*TASK DESCRIPTION:*
Reproduce the full listing below unchanged, apart from the pictures.
— Start RECORDED INFORMATION —
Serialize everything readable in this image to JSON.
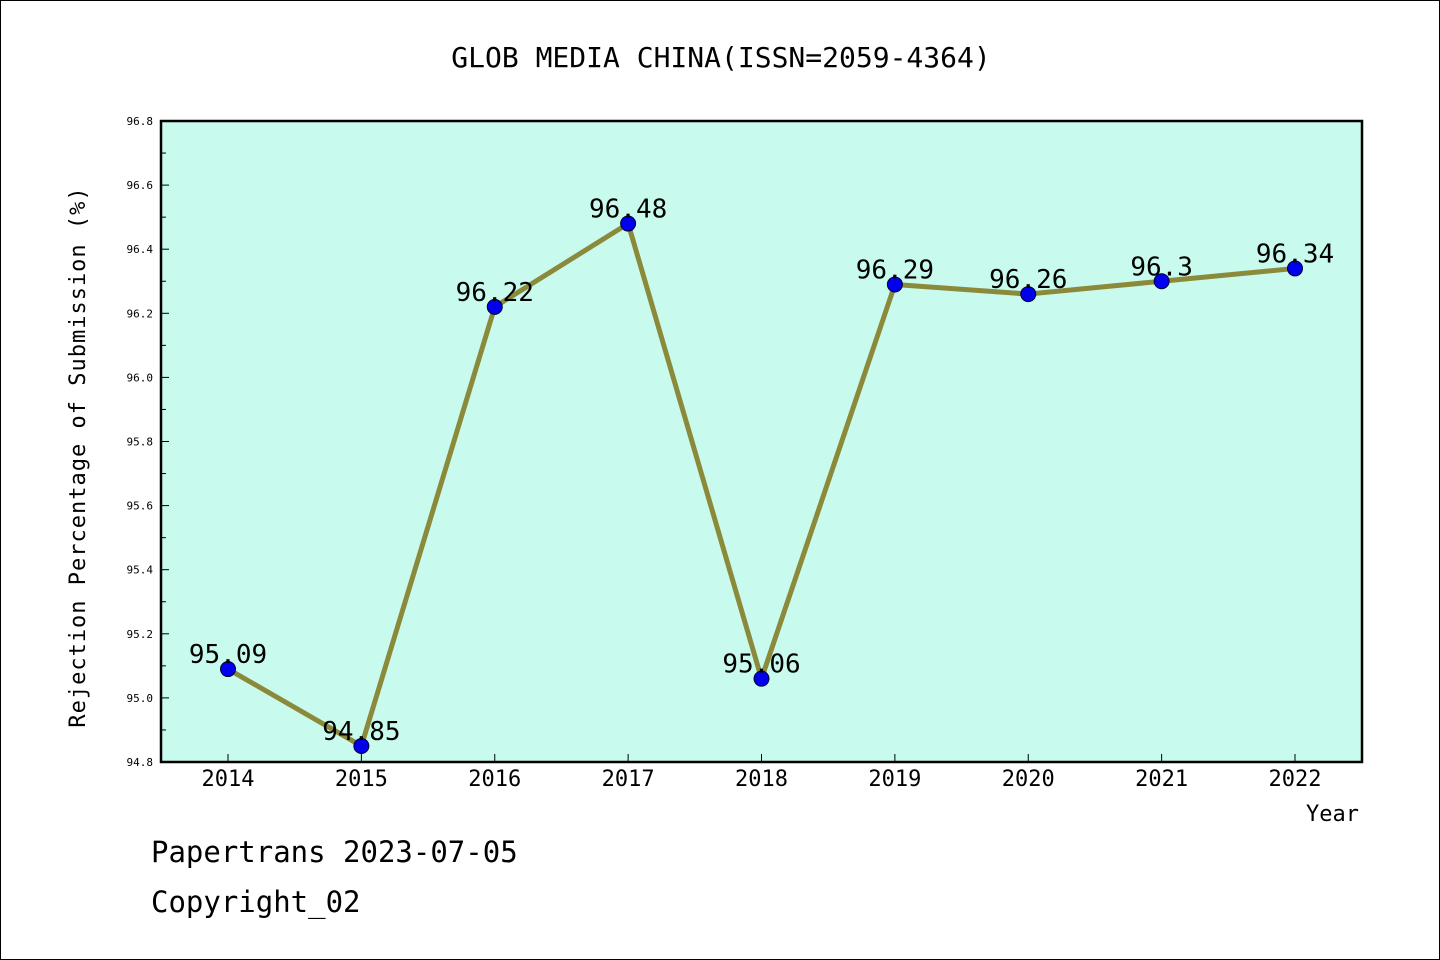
{
  "chart_data": {
    "type": "line",
    "title": "GLOB MEDIA CHINA(ISSN=2059-4364)",
    "xlabel": "Year",
    "ylabel": "Rejection Percentage of Submission (%)",
    "categories": [
      "2014",
      "2015",
      "2016",
      "2017",
      "2018",
      "2019",
      "2020",
      "2021",
      "2022"
    ],
    "series": [
      {
        "values": [
          95.09,
          94.85,
          96.22,
          96.48,
          95.06,
          96.29,
          96.26,
          96.3,
          96.34
        ],
        "labels": [
          "95.09",
          "94.85",
          "96.22",
          "96.48",
          "95.06",
          "96.29",
          "96.26",
          "96.3",
          "96.34"
        ],
        "line_color": "#8b8a3a",
        "marker_color": "#0000ee"
      }
    ],
    "ylim": [
      94.8,
      96.8
    ],
    "yticks": [
      "94.8",
      "95.0",
      "95.2",
      "95.4",
      "95.6",
      "95.8",
      "96.0",
      "96.2",
      "96.4",
      "96.6",
      "96.8"
    ],
    "grid": false,
    "plot_background": "#c8fbee"
  },
  "footer": {
    "line1": "Papertrans 2023-07-05",
    "line2": "Copyright_02"
  }
}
— End RECORDED INFORMATION —
*ANSWER TO THIS TASK:*
Serialize everything readable in this image to JSON.
{
  "chart_data": {
    "type": "line",
    "title": "GLOB MEDIA CHINA(ISSN=2059-4364)",
    "xlabel": "Year",
    "ylabel": "Rejection Percentage of Submission (%)",
    "categories": [
      "2014",
      "2015",
      "2016",
      "2017",
      "2018",
      "2019",
      "2020",
      "2021",
      "2022"
    ],
    "series": [
      {
        "values": [
          95.09,
          94.85,
          96.22,
          96.48,
          95.06,
          96.29,
          96.26,
          96.3,
          96.34
        ],
        "labels": [
          "95.09",
          "94.85",
          "96.22",
          "96.48",
          "95.06",
          "96.29",
          "96.26",
          "96.3",
          "96.34"
        ],
        "line_color": "#8b8a3a",
        "marker_color": "#0000ee"
      }
    ],
    "ylim": [
      94.8,
      96.8
    ],
    "yticks": [
      "94.8",
      "95.0",
      "95.2",
      "95.4",
      "95.6",
      "95.8",
      "96.0",
      "96.2",
      "96.4",
      "96.6",
      "96.8"
    ],
    "grid": false,
    "plot_background": "#c8fbee"
  },
  "footer": {
    "line1": "Papertrans 2023-07-05",
    "line2": "Copyright_02"
  }
}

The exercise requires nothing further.